• [WHAT TO WORK ON] List all the lines in these records that hold "Aged".

• [TASK DATA]
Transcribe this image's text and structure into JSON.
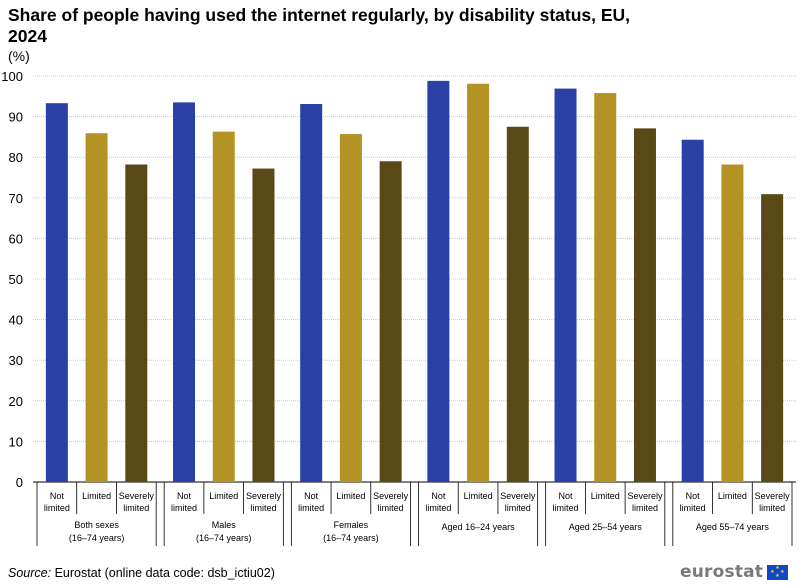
{
  "title": "Share of people having used the internet regularly, by disability status, EU, 2024",
  "unit": "(%)",
  "source_label": "Source:",
  "source_text": "Eurostat (online data code: dsb_ictiu02)",
  "logo_text": "eurostat",
  "colors": {
    "not_limited": "#2a40a6",
    "limited": "#b29324",
    "severely_limited": "#5a4816"
  },
  "chart_data": {
    "type": "bar",
    "ylim": [
      0,
      100
    ],
    "yticks": [
      0,
      10,
      20,
      30,
      40,
      50,
      60,
      70,
      80,
      90,
      100
    ],
    "grid": true,
    "subcategories": [
      [
        "Not",
        "limited"
      ],
      [
        "Limited"
      ],
      [
        "Severely",
        "limited"
      ]
    ],
    "groups": [
      {
        "label": [
          "Both sexes",
          "(16–74 years)"
        ],
        "values": [
          93.3,
          85.9,
          78.2
        ]
      },
      {
        "label": [
          "Males",
          "(16–74 years)"
        ],
        "values": [
          93.5,
          86.3,
          77.2
        ]
      },
      {
        "label": [
          "Females",
          "(16–74 years)"
        ],
        "values": [
          93.1,
          85.7,
          79.0
        ]
      },
      {
        "label": [
          "Aged 16–24 years"
        ],
        "values": [
          98.8,
          98.1,
          87.5
        ]
      },
      {
        "label": [
          "Aged 25–54 years"
        ],
        "values": [
          96.9,
          95.8,
          87.1
        ]
      },
      {
        "label": [
          "Aged 55–74 years"
        ],
        "values": [
          84.3,
          78.2,
          70.9
        ]
      }
    ]
  }
}
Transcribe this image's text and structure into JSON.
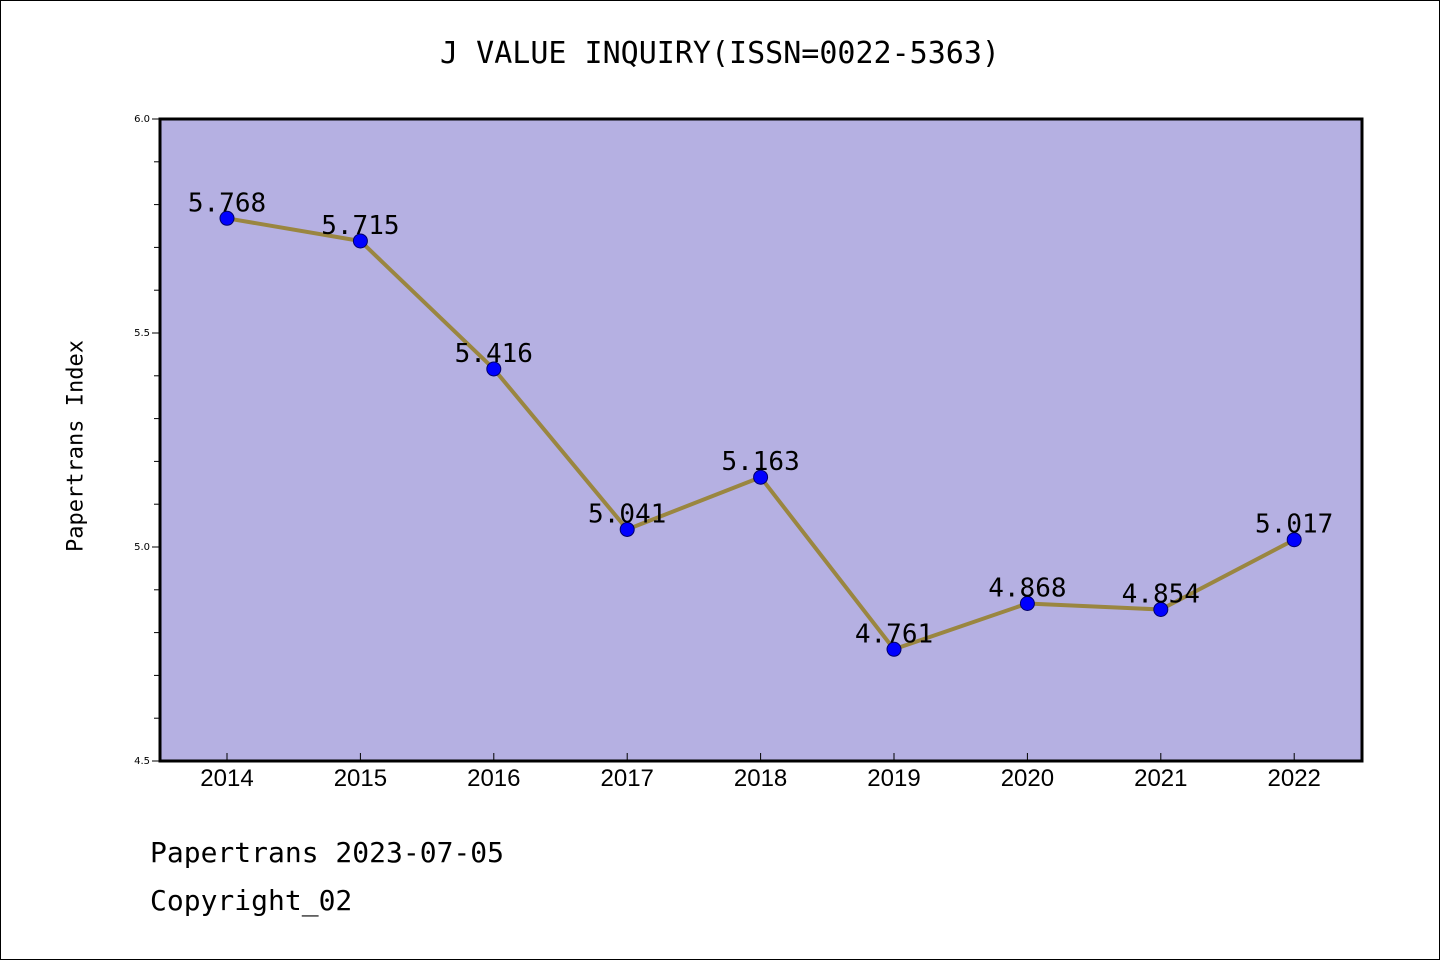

• [THE COMPLETED TASK]
          "Aged 16–24 years"
          "Aged 25–54 years"
          "Aged 55–74 years"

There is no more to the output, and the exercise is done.